WRITTEN REQUEST 1 =
In the comment thread, who does one writer say should have been the keynote speaker at the Tea Party convention?
WRITTEN REQUEST 2 =
Copy the comment thread word for word from "After reading your" to "didn’t know that.".

SOURCE TEXT =

I know she can’t help it, but that wiss-CAN-sinn esque accent could grate carrots. I can’t bear to listen to that woman for more than 5 minutes (and I’ve been conditioned to endure pain with patience). Why couldn’t she have been from the South?

LA replies:

Anyone can help it. People who don’t want to keep an uncouth regional accent and want to improve their speech and pronunciation do so.

Al H. writes:

After reading your post I got to thinking about George Will’s latest column on Rep. Paul Ryan. If conservatives were serious about making fundamental changes in how government should work, Ryan should have been given a platform to express his proposals. He should have been the keynote speaker at the Tea Party convention, he should be the keynote speaker at CPAC. Instead they have Sarah Palin and Glenn Beck telling us Obama’s policies are taking us in the wrong direction. As if we didn’t know that.

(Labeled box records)
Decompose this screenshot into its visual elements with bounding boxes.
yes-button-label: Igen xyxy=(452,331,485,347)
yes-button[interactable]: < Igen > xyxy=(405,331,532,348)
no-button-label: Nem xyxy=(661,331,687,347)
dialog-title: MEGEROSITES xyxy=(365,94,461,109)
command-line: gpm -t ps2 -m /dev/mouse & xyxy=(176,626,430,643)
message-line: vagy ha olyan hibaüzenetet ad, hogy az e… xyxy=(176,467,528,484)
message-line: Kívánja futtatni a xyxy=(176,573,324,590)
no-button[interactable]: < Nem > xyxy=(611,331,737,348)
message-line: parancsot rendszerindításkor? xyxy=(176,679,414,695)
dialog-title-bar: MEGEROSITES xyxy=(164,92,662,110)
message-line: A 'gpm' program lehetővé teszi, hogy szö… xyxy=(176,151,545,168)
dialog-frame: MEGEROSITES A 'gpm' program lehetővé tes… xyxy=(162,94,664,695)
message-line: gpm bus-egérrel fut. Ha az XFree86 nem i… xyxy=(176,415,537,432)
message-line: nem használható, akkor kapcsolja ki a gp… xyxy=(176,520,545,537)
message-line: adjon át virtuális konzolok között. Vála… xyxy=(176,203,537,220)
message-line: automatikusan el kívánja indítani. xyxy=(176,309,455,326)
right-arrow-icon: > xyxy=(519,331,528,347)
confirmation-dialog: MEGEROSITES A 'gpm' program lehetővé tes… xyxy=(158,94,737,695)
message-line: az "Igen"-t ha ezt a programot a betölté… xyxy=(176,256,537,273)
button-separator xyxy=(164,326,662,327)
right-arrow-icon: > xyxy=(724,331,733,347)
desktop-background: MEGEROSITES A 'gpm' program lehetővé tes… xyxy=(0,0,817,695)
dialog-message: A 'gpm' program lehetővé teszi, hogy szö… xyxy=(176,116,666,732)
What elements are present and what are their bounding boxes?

...

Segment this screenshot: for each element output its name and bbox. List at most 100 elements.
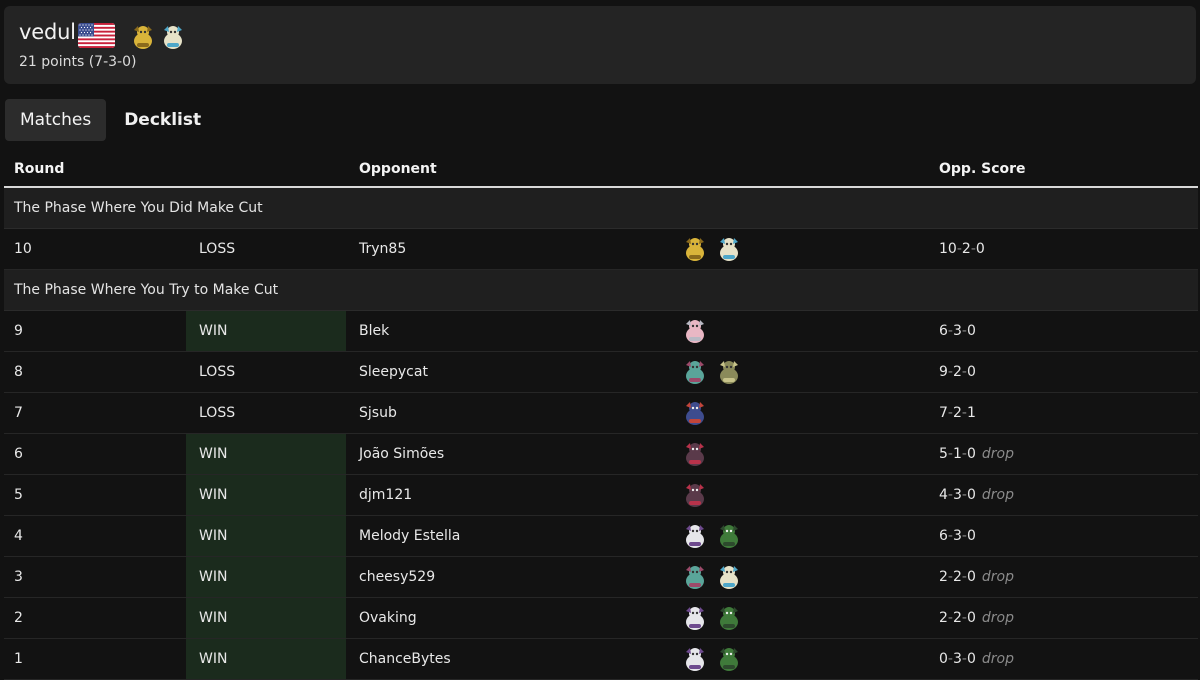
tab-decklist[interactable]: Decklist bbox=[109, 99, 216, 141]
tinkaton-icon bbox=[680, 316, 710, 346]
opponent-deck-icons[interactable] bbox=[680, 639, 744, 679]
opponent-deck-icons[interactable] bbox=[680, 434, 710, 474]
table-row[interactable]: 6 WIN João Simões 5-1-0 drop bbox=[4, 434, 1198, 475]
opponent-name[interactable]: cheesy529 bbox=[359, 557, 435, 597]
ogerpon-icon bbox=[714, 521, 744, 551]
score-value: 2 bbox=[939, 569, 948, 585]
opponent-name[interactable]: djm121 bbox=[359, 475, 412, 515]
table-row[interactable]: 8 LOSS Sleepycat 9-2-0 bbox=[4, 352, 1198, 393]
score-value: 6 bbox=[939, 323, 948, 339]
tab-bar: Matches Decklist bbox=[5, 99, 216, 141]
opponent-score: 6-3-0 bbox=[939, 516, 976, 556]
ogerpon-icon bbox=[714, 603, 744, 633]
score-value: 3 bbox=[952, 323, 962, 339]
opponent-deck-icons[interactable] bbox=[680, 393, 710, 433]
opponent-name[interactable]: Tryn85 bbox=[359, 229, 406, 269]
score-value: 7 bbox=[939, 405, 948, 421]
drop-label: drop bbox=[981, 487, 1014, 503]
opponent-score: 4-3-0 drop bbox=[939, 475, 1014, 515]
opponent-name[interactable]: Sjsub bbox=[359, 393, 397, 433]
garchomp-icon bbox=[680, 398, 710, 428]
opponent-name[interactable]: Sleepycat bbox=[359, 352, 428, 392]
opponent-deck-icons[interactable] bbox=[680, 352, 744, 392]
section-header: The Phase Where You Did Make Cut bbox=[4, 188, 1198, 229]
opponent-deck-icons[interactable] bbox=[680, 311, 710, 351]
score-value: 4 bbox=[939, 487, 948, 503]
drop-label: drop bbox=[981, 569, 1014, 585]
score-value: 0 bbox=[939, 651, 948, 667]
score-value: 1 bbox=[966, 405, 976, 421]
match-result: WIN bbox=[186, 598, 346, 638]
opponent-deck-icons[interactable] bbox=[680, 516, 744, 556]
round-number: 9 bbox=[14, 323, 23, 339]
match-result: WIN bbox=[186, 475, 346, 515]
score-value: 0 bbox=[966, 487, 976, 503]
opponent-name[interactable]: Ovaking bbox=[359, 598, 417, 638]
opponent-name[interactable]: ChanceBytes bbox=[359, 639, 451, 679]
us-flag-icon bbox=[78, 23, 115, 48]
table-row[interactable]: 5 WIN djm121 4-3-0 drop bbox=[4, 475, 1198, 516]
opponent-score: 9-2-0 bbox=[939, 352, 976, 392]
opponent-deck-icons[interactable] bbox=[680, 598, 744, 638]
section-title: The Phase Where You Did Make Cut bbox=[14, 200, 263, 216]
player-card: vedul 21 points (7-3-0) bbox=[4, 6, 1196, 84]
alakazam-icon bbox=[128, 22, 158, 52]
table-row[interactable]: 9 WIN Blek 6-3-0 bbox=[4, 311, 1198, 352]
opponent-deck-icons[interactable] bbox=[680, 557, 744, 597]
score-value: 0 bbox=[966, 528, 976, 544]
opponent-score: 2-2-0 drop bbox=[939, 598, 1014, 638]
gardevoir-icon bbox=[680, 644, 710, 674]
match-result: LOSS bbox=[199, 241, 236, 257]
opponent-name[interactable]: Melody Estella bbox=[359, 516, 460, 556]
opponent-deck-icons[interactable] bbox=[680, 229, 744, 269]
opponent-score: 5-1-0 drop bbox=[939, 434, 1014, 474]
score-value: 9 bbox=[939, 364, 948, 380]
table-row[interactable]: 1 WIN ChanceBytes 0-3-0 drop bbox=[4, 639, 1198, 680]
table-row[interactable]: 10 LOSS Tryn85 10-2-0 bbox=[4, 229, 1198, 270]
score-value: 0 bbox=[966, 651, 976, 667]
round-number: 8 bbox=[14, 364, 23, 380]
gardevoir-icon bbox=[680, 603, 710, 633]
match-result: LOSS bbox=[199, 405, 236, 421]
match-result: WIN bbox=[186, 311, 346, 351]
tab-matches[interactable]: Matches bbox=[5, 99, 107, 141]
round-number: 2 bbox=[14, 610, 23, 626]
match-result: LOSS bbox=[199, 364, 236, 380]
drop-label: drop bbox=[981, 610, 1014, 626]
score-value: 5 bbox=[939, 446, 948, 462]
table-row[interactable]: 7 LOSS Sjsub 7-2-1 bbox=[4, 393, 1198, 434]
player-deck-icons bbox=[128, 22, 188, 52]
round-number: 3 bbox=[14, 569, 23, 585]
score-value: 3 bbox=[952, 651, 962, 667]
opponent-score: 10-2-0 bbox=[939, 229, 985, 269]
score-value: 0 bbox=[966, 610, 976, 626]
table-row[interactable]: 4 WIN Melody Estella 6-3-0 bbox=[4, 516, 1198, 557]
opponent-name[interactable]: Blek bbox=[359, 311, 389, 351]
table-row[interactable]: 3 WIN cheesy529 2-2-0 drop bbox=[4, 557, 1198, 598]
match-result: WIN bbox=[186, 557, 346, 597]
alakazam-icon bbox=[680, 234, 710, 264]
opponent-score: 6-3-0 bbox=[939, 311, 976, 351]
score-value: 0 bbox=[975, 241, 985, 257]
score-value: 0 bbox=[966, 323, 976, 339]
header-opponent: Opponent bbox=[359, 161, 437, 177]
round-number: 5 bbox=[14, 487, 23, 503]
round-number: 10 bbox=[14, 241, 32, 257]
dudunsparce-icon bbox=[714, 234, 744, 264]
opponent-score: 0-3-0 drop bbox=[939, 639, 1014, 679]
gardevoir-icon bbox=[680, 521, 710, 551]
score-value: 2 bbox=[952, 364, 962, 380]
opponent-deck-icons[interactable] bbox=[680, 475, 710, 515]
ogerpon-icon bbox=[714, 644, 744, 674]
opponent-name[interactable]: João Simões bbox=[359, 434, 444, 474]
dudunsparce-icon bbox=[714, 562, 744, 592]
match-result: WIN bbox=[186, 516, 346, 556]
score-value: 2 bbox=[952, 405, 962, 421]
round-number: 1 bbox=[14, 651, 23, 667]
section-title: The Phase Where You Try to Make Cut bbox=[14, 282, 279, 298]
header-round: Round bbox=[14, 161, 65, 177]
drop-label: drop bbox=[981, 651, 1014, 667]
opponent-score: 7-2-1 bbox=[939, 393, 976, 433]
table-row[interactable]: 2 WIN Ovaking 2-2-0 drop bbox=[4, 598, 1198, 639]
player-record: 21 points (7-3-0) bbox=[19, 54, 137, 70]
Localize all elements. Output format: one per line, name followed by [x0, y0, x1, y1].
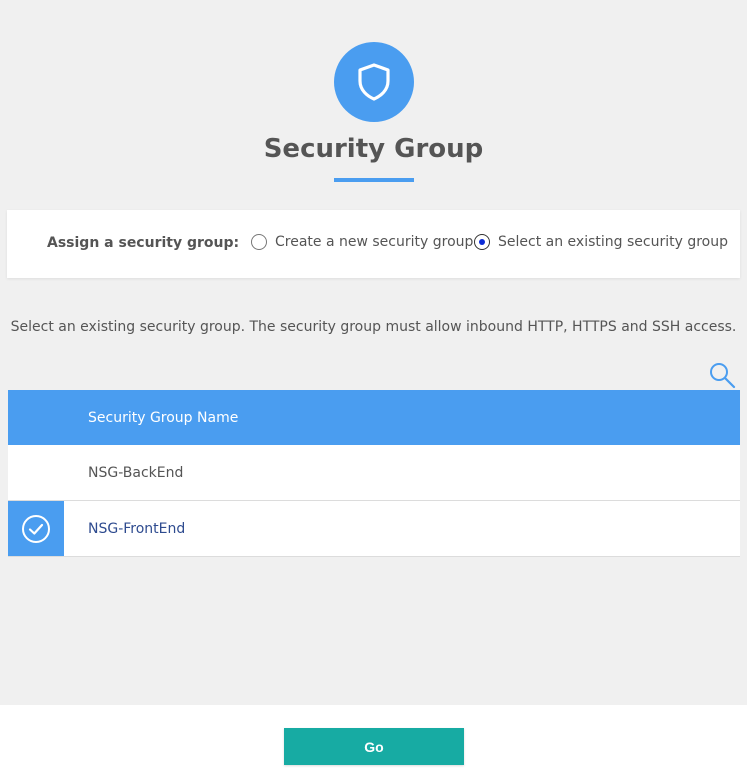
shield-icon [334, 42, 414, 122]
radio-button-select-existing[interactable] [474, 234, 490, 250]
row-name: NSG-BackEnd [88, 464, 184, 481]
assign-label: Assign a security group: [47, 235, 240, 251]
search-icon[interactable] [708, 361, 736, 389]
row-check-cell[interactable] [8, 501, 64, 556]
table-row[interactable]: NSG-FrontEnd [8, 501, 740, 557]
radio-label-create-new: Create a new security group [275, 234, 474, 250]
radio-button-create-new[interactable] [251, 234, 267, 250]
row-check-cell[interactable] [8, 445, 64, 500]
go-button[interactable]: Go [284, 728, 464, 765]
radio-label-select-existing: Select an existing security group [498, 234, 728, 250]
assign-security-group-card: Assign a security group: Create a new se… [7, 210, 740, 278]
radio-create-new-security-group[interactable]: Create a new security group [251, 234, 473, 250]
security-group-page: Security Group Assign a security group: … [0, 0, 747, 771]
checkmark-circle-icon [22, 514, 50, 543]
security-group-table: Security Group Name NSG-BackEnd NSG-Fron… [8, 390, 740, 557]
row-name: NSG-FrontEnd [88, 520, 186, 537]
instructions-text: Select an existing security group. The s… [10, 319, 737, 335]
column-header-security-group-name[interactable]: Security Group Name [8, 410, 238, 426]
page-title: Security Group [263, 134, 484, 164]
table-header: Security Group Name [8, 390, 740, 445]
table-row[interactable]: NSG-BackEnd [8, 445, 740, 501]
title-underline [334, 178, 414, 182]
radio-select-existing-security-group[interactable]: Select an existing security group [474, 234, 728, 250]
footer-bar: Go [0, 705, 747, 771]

FINAL ANSWER 1 =
Rep. Paul Ryan

FINAL ANSWER 2 =
After reading your post I got to thinking about George Will’s latest column on Rep. Paul Ryan. If conservatives were serious about making fundamental changes in how government should work, Ryan should have been given a platform to express his proposals. He should have been the keynote speaker at the Tea Party convention, he should be the keynote speaker at CPAC. Instead they have Sarah Palin and Glenn Beck telling us Obama’s policies are taking us in the wrong direction. As if we didn’t know that.